### Task objective
Wherever a line below holds the word "this", copy that line.

### Dataset
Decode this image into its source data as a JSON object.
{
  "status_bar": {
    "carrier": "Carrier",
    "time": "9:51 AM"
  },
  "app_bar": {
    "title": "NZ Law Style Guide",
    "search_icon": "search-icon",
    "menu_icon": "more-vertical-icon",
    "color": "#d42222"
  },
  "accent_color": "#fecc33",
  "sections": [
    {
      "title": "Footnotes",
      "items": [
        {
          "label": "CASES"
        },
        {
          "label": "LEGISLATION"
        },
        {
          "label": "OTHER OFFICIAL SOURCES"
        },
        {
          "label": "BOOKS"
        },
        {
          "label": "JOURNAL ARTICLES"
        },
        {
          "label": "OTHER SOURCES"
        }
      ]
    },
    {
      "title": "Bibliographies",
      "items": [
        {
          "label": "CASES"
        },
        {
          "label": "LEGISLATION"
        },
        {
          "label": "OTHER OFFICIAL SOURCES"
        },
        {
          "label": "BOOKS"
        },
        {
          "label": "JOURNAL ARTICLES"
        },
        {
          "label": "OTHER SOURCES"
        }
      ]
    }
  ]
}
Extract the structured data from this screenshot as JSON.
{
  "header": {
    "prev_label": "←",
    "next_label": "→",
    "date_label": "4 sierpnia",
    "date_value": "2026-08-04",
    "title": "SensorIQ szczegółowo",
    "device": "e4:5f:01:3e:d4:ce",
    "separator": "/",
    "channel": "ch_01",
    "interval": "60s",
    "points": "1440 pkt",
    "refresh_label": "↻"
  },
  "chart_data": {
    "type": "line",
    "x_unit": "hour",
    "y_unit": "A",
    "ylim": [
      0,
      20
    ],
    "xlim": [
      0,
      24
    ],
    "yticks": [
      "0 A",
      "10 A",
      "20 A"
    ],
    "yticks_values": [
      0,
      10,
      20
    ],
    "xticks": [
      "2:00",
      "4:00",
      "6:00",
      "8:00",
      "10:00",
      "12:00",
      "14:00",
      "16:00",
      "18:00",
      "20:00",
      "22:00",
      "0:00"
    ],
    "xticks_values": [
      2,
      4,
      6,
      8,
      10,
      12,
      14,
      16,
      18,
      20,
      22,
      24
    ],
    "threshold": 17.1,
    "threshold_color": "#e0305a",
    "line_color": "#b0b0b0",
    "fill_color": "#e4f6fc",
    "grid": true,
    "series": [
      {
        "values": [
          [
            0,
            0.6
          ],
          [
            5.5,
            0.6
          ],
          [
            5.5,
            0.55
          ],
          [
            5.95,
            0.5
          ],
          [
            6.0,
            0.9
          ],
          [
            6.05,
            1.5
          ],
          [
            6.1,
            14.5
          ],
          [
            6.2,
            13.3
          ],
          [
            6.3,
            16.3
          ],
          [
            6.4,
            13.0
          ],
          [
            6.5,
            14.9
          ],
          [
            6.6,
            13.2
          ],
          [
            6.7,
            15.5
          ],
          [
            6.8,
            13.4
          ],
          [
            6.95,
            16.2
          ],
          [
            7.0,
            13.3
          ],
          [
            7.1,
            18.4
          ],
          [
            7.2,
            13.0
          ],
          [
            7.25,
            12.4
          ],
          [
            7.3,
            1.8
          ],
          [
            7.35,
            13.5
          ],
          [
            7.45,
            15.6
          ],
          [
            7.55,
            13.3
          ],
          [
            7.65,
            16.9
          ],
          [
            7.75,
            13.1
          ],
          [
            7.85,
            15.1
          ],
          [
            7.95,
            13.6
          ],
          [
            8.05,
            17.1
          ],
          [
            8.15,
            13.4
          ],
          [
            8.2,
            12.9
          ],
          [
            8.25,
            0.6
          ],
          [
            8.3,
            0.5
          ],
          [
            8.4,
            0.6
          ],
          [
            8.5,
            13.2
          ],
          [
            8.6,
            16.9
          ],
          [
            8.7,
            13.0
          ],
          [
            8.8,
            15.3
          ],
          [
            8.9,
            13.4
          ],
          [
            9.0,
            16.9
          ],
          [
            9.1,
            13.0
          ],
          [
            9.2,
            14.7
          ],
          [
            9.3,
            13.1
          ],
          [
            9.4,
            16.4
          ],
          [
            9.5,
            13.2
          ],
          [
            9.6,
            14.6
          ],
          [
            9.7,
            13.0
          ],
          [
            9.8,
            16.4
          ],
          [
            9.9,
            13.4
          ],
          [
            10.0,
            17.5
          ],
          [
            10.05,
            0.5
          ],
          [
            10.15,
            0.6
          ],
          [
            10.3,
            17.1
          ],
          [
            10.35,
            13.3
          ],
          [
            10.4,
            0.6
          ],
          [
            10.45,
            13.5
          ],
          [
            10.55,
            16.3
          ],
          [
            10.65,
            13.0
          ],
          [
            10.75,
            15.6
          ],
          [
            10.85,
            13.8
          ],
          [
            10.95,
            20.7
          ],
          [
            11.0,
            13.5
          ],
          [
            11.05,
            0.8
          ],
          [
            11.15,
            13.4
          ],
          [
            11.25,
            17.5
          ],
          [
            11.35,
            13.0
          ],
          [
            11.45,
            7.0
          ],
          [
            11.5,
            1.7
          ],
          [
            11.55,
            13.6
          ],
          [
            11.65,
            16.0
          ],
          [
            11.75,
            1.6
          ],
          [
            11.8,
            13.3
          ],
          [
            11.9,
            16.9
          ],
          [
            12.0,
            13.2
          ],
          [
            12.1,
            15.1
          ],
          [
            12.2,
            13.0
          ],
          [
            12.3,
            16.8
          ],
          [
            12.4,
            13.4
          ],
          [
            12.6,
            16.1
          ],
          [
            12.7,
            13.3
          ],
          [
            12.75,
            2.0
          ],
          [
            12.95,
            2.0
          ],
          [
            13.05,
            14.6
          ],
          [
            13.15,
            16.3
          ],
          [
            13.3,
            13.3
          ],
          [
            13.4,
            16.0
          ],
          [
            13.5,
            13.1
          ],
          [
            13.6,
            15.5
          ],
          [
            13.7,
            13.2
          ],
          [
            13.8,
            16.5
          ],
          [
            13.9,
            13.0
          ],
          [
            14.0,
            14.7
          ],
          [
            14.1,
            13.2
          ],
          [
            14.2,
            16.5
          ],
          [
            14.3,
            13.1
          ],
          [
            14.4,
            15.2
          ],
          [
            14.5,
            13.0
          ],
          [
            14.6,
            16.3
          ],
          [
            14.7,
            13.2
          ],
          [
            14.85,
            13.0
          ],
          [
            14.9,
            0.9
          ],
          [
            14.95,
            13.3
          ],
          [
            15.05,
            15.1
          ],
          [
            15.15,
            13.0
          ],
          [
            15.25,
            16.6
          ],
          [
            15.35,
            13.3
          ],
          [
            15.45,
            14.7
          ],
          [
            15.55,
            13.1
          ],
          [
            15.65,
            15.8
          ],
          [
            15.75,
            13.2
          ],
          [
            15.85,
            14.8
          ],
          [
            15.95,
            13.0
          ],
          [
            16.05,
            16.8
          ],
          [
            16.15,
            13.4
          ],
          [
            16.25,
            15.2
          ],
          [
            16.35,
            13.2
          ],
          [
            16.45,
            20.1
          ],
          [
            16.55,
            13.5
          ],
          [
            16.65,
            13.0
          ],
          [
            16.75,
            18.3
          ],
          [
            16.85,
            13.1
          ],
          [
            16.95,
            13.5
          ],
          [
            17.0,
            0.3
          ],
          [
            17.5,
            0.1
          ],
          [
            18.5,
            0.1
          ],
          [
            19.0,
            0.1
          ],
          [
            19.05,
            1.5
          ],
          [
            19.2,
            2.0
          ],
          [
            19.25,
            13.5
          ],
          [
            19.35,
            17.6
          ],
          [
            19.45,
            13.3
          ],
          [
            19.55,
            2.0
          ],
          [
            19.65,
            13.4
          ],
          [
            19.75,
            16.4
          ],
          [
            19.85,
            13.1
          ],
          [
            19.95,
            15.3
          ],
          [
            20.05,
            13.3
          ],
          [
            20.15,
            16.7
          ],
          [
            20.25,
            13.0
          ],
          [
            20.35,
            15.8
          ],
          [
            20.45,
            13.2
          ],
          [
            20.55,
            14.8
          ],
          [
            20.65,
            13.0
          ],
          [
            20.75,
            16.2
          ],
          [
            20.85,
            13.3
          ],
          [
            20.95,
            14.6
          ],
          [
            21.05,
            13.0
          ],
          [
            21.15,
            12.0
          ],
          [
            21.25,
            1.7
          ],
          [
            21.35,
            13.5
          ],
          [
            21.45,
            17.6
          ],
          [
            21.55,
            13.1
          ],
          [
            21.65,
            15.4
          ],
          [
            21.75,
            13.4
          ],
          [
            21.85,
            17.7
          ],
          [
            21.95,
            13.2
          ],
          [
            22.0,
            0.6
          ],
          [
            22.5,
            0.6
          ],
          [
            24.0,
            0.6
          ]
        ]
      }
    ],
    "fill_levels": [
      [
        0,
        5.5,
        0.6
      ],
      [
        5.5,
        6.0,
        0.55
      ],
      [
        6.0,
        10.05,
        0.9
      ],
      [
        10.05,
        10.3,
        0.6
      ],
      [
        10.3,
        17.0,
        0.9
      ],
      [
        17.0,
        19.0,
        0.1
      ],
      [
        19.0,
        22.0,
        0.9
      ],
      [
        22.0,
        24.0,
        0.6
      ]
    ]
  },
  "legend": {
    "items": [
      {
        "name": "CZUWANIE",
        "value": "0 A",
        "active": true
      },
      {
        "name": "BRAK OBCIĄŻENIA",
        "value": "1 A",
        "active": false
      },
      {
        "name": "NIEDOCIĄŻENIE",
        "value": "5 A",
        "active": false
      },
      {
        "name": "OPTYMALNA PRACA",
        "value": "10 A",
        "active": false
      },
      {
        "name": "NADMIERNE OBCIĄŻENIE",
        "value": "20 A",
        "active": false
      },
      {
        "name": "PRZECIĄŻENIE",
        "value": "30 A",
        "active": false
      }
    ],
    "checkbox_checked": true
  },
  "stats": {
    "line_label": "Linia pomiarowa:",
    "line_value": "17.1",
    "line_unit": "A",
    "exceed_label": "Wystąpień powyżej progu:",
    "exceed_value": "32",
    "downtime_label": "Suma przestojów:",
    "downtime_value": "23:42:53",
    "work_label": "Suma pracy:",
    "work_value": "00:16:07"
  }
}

### Completed task
Decode this image into its source data as a JSON object.
Extract the structured data from this screenshot as JSON.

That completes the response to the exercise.